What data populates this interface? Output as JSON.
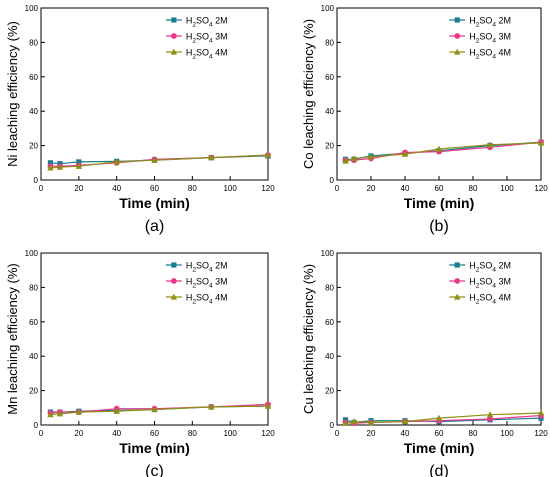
{
  "colors": {
    "2M": "#1a7d91",
    "3M": "#e8388a",
    "4M": "#8f8f14",
    "axis": "#000000"
  },
  "legend_labels": [
    {
      "main": "H",
      "sub": "2",
      "rest": "SO",
      "sub2": "4",
      "tail": " 2M"
    },
    {
      "main": "H",
      "sub": "2",
      "rest": "SO",
      "sub2": "4",
      "tail": " 3M"
    },
    {
      "main": "H",
      "sub": "2",
      "rest": "SO",
      "sub2": "4",
      "tail": " 4M"
    }
  ],
  "chart_data": [
    {
      "type": "line",
      "panel_label": "(a)",
      "xlabel": "Time (min)",
      "ylabel": "Ni leaching efficiency (%)",
      "xlim": [
        0,
        120
      ],
      "ylim": [
        0,
        100
      ],
      "xticks": [
        0,
        20,
        40,
        60,
        80,
        100,
        120
      ],
      "yticks": [
        0,
        20,
        40,
        60,
        80,
        100
      ],
      "legend_position": "top-right",
      "grid": false,
      "x": [
        5,
        10,
        20,
        40,
        60,
        90,
        120
      ],
      "series": [
        {
          "name": "H2SO4 2M",
          "key": "2M",
          "marker": "square",
          "values": [
            10,
            9.5,
            10.5,
            10.8,
            11.5,
            13,
            14
          ]
        },
        {
          "name": "H2SO4 3M",
          "key": "3M",
          "marker": "circle",
          "values": [
            8,
            8,
            8.5,
            10,
            12,
            13,
            14.5
          ]
        },
        {
          "name": "H2SO4 4M",
          "key": "4M",
          "marker": "triangle",
          "values": [
            7,
            7.5,
            8,
            10.5,
            11.5,
            13,
            14.5
          ]
        }
      ]
    },
    {
      "type": "line",
      "panel_label": "(b)",
      "xlabel": "Time (min)",
      "ylabel": "Co leaching efficiency (%)",
      "xlim": [
        0,
        120
      ],
      "ylim": [
        0,
        100
      ],
      "xticks": [
        0,
        20,
        40,
        60,
        80,
        100,
        120
      ],
      "yticks": [
        0,
        20,
        40,
        60,
        80,
        100
      ],
      "legend_position": "top-right",
      "grid": false,
      "x": [
        5,
        10,
        20,
        40,
        60,
        90,
        120
      ],
      "series": [
        {
          "name": "H2SO4 2M",
          "key": "2M",
          "marker": "square",
          "values": [
            12,
            12,
            14,
            15.5,
            17,
            20,
            22
          ]
        },
        {
          "name": "H2SO4 3M",
          "key": "3M",
          "marker": "circle",
          "values": [
            11.5,
            11.5,
            12.5,
            16,
            16.5,
            19,
            22
          ]
        },
        {
          "name": "H2SO4 4M",
          "key": "4M",
          "marker": "triangle",
          "values": [
            11,
            12.5,
            13.5,
            15,
            18,
            20.5,
            21.5
          ]
        }
      ]
    },
    {
      "type": "line",
      "panel_label": "(c)",
      "xlabel": "Time (min)",
      "ylabel": "Mn leaching efficiency (%)",
      "xlim": [
        0,
        120
      ],
      "ylim": [
        0,
        100
      ],
      "xticks": [
        0,
        20,
        40,
        60,
        80,
        100,
        120
      ],
      "yticks": [
        0,
        20,
        40,
        60,
        80,
        100
      ],
      "legend_position": "top-right",
      "grid": false,
      "x": [
        5,
        10,
        20,
        40,
        60,
        90,
        120
      ],
      "series": [
        {
          "name": "H2SO4 2M",
          "key": "2M",
          "marker": "square",
          "values": [
            7.5,
            7.5,
            8,
            8.5,
            9,
            10.5,
            11
          ]
        },
        {
          "name": "H2SO4 3M",
          "key": "3M",
          "marker": "circle",
          "values": [
            7,
            7.5,
            7.5,
            9.5,
            9.5,
            10.5,
            12
          ]
        },
        {
          "name": "H2SO4 4M",
          "key": "4M",
          "marker": "triangle",
          "values": [
            6,
            6.5,
            7.5,
            8,
            9,
            10.5,
            11
          ]
        }
      ]
    },
    {
      "type": "line",
      "panel_label": "(d)",
      "xlabel": "Time (min)",
      "ylabel": "Cu leaching efficiency (%)",
      "xlim": [
        0,
        120
      ],
      "ylim": [
        0,
        100
      ],
      "xticks": [
        0,
        20,
        40,
        60,
        80,
        100,
        120
      ],
      "yticks": [
        0,
        20,
        40,
        60,
        80,
        100
      ],
      "legend_position": "top-right",
      "grid": false,
      "x": [
        5,
        10,
        20,
        40,
        60,
        90,
        120
      ],
      "series": [
        {
          "name": "H2SO4 2M",
          "key": "2M",
          "marker": "square",
          "values": [
            3,
            1.5,
            2.5,
            2.5,
            2,
            3,
            4
          ]
        },
        {
          "name": "H2SO4 3M",
          "key": "3M",
          "marker": "circle",
          "values": [
            1.5,
            1,
            1.5,
            2,
            2.5,
            3.5,
            5.5
          ]
        },
        {
          "name": "H2SO4 4M",
          "key": "4M",
          "marker": "triangle",
          "values": [
            1,
            2,
            1.5,
            2,
            4,
            6,
            7
          ]
        }
      ]
    }
  ]
}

━━━━━━━━━━━━━━━━

■ Your goal ■
Leaving the pictures aside, transcribe the entire listing exactly.

■ Task result ■
What data populates this interface? Output as JSON.
{
  "colors": {
    "2M": "#1a7d91",
    "3M": "#e8388a",
    "4M": "#8f8f14",
    "axis": "#000000"
  },
  "legend_labels": [
    {
      "main": "H",
      "sub": "2",
      "rest": "SO",
      "sub2": "4",
      "tail": " 2M"
    },
    {
      "main": "H",
      "sub": "2",
      "rest": "SO",
      "sub2": "4",
      "tail": " 3M"
    },
    {
      "main": "H",
      "sub": "2",
      "rest": "SO",
      "sub2": "4",
      "tail": " 4M"
    }
  ],
  "chart_data": [
    {
      "type": "line",
      "panel_label": "(a)",
      "xlabel": "Time (min)",
      "ylabel": "Ni leaching efficiency (%)",
      "xlim": [
        0,
        120
      ],
      "ylim": [
        0,
        100
      ],
      "xticks": [
        0,
        20,
        40,
        60,
        80,
        100,
        120
      ],
      "yticks": [
        0,
        20,
        40,
        60,
        80,
        100
      ],
      "legend_position": "top-right",
      "grid": false,
      "x": [
        5,
        10,
        20,
        40,
        60,
        90,
        120
      ],
      "series": [
        {
          "name": "H2SO4 2M",
          "key": "2M",
          "marker": "square",
          "values": [
            10,
            9.5,
            10.5,
            10.8,
            11.5,
            13,
            14
          ]
        },
        {
          "name": "H2SO4 3M",
          "key": "3M",
          "marker": "circle",
          "values": [
            8,
            8,
            8.5,
            10,
            12,
            13,
            14.5
          ]
        },
        {
          "name": "H2SO4 4M",
          "key": "4M",
          "marker": "triangle",
          "values": [
            7,
            7.5,
            8,
            10.5,
            11.5,
            13,
            14.5
          ]
        }
      ]
    },
    {
      "type": "line",
      "panel_label": "(b)",
      "xlabel": "Time (min)",
      "ylabel": "Co leaching efficiency (%)",
      "xlim": [
        0,
        120
      ],
      "ylim": [
        0,
        100
      ],
      "xticks": [
        0,
        20,
        40,
        60,
        80,
        100,
        120
      ],
      "yticks": [
        0,
        20,
        40,
        60,
        80,
        100
      ],
      "legend_position": "top-right",
      "grid": false,
      "x": [
        5,
        10,
        20,
        40,
        60,
        90,
        120
      ],
      "series": [
        {
          "name": "H2SO4 2M",
          "key": "2M",
          "marker": "square",
          "values": [
            12,
            12,
            14,
            15.5,
            17,
            20,
            22
          ]
        },
        {
          "name": "H2SO4 3M",
          "key": "3M",
          "marker": "circle",
          "values": [
            11.5,
            11.5,
            12.5,
            16,
            16.5,
            19,
            22
          ]
        },
        {
          "name": "H2SO4 4M",
          "key": "4M",
          "marker": "triangle",
          "values": [
            11,
            12.5,
            13.5,
            15,
            18,
            20.5,
            21.5
          ]
        }
      ]
    },
    {
      "type": "line",
      "panel_label": "(c)",
      "xlabel": "Time (min)",
      "ylabel": "Mn leaching efficiency (%)",
      "xlim": [
        0,
        120
      ],
      "ylim": [
        0,
        100
      ],
      "xticks": [
        0,
        20,
        40,
        60,
        80,
        100,
        120
      ],
      "yticks": [
        0,
        20,
        40,
        60,
        80,
        100
      ],
      "legend_position": "top-right",
      "grid": false,
      "x": [
        5,
        10,
        20,
        40,
        60,
        90,
        120
      ],
      "series": [
        {
          "name": "H2SO4 2M",
          "key": "2M",
          "marker": "square",
          "values": [
            7.5,
            7.5,
            8,
            8.5,
            9,
            10.5,
            11
          ]
        },
        {
          "name": "H2SO4 3M",
          "key": "3M",
          "marker": "circle",
          "values": [
            7,
            7.5,
            7.5,
            9.5,
            9.5,
            10.5,
            12
          ]
        },
        {
          "name": "H2SO4 4M",
          "key": "4M",
          "marker": "triangle",
          "values": [
            6,
            6.5,
            7.5,
            8,
            9,
            10.5,
            11
          ]
        }
      ]
    },
    {
      "type": "line",
      "panel_label": "(d)",
      "xlabel": "Time (min)",
      "ylabel": "Cu leaching efficiency (%)",
      "xlim": [
        0,
        120
      ],
      "ylim": [
        0,
        100
      ],
      "xticks": [
        0,
        20,
        40,
        60,
        80,
        100,
        120
      ],
      "yticks": [
        0,
        20,
        40,
        60,
        80,
        100
      ],
      "legend_position": "top-right",
      "grid": false,
      "x": [
        5,
        10,
        20,
        40,
        60,
        90,
        120
      ],
      "series": [
        {
          "name": "H2SO4 2M",
          "key": "2M",
          "marker": "square",
          "values": [
            3,
            1.5,
            2.5,
            2.5,
            2,
            3,
            4
          ]
        },
        {
          "name": "H2SO4 3M",
          "key": "3M",
          "marker": "circle",
          "values": [
            1.5,
            1,
            1.5,
            2,
            2.5,
            3.5,
            5.5
          ]
        },
        {
          "name": "H2SO4 4M",
          "key": "4M",
          "marker": "triangle",
          "values": [
            1,
            2,
            1.5,
            2,
            4,
            6,
            7
          ]
        }
      ]
    }
  ]
}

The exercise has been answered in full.